### What is asked:
State the number of lines that contain "ylabel", with no other text.

### Provided records:
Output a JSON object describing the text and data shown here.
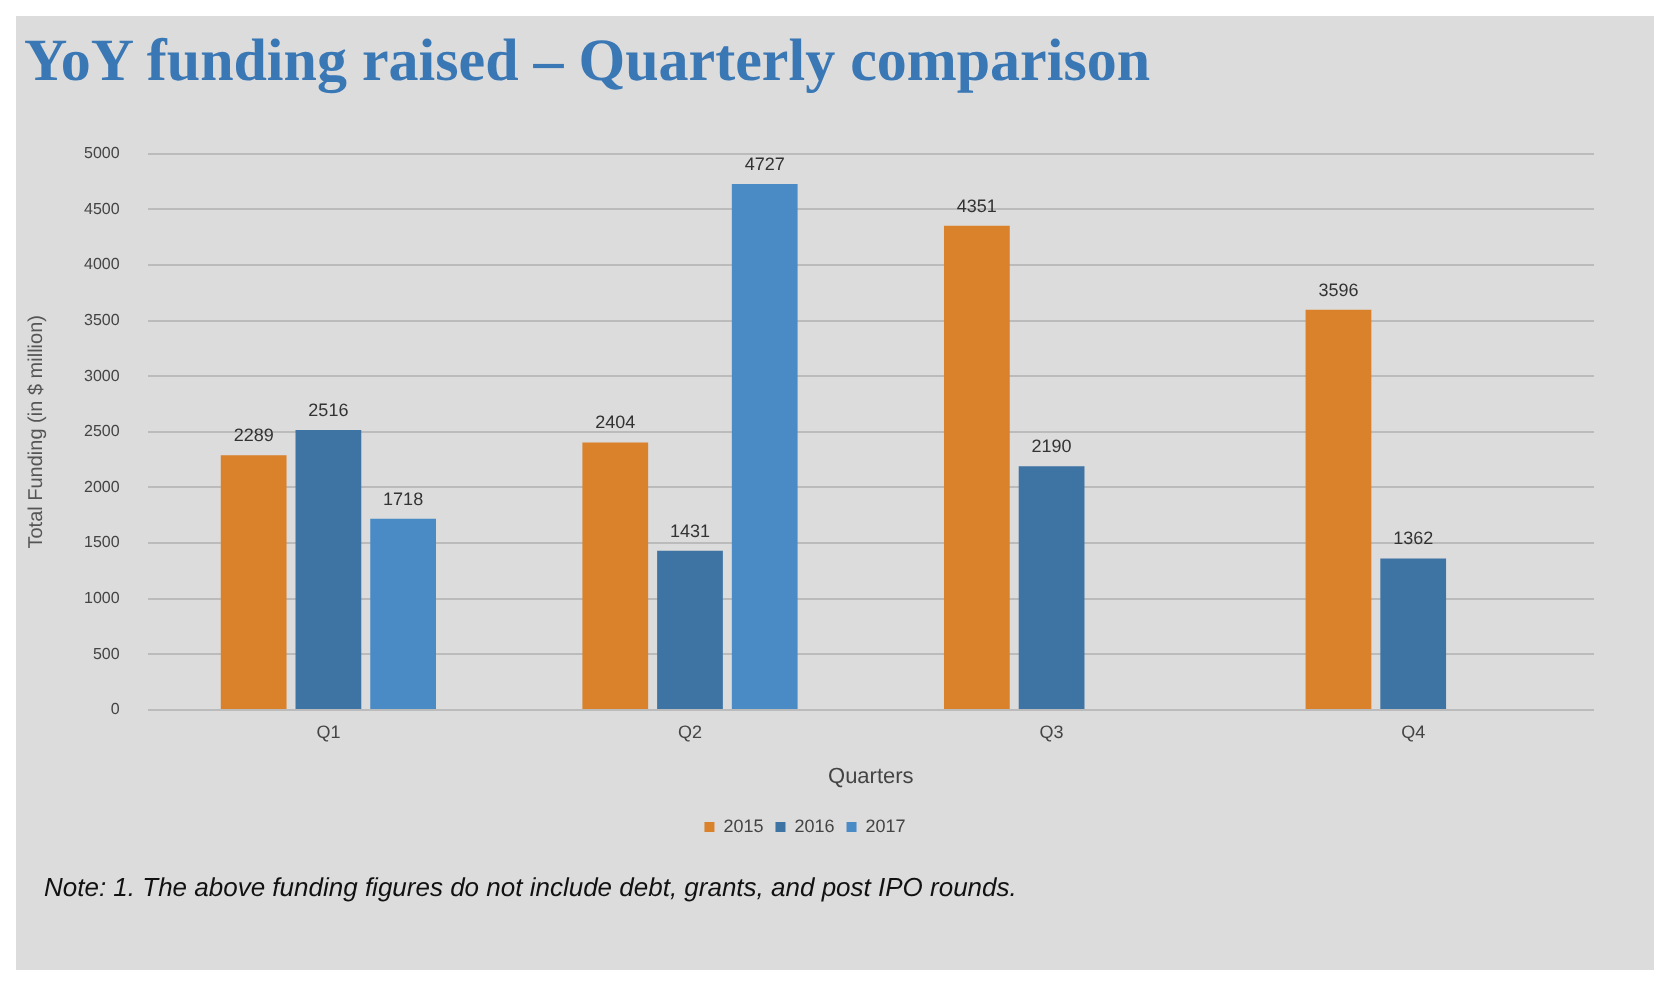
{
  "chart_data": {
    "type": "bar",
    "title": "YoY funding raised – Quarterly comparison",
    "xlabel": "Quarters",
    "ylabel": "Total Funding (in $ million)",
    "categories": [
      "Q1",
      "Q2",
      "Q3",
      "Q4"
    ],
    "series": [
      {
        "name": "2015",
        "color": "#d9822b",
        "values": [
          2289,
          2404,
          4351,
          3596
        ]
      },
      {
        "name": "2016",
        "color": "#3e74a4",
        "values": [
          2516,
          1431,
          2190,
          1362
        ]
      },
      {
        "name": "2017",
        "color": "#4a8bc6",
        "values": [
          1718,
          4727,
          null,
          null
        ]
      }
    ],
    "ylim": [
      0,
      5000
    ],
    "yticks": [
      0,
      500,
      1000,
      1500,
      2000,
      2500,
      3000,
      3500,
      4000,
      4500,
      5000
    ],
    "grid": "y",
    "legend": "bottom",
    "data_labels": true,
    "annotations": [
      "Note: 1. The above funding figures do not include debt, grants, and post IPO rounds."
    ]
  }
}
--
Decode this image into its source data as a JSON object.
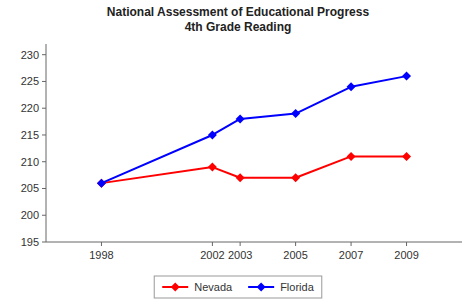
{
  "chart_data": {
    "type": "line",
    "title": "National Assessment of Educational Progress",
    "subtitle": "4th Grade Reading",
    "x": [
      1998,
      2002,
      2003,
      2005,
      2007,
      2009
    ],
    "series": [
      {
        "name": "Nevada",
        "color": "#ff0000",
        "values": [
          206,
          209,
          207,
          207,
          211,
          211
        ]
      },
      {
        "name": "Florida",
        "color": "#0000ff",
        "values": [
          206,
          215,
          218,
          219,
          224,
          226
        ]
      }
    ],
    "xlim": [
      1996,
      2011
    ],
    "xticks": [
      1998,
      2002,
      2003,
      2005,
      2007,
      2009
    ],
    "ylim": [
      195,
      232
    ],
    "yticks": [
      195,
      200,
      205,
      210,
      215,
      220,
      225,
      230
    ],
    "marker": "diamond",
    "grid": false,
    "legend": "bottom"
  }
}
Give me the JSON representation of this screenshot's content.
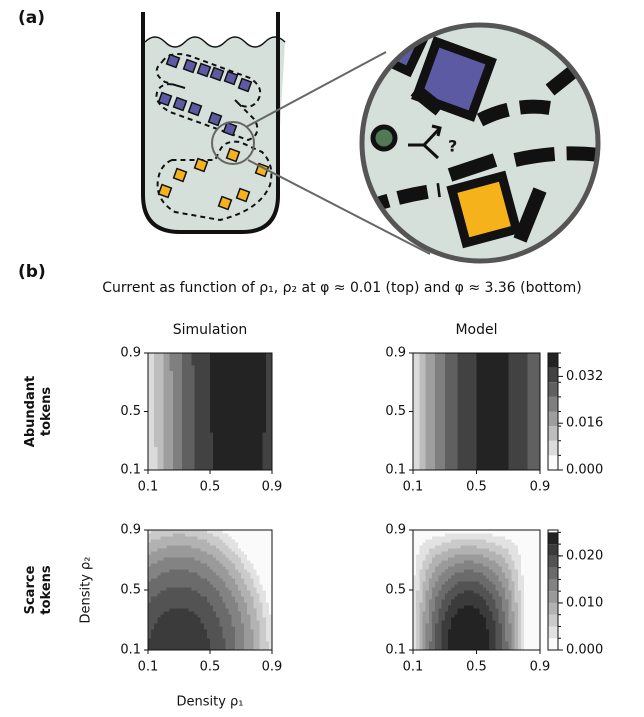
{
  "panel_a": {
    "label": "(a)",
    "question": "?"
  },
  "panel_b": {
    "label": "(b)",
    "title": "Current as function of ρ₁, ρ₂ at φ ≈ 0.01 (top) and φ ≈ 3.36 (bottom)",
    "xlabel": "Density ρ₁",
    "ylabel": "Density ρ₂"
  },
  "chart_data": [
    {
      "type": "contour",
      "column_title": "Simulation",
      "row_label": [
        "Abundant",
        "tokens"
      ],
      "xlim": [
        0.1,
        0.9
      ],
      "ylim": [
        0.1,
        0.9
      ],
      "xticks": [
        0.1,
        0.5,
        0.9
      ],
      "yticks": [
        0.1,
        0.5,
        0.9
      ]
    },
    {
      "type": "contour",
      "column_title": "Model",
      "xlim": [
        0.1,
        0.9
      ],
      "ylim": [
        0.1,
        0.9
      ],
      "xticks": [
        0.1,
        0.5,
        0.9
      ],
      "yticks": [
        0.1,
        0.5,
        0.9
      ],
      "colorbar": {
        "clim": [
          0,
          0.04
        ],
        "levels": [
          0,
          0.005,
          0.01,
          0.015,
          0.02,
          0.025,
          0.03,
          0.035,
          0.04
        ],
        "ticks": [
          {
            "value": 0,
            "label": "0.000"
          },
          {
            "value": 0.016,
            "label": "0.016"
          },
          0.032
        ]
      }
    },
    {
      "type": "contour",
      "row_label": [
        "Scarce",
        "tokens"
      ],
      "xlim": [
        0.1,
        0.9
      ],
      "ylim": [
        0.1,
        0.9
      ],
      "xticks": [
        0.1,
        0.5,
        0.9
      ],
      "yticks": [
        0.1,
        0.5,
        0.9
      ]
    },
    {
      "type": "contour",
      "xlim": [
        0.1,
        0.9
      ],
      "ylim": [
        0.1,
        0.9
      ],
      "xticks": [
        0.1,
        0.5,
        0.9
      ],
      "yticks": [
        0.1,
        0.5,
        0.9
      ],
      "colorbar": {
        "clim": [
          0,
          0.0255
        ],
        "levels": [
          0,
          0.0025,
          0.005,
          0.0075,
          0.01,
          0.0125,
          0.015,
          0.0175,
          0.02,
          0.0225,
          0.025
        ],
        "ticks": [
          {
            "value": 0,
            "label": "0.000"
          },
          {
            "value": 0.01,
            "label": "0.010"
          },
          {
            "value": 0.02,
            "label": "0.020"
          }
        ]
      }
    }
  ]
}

### Result:
2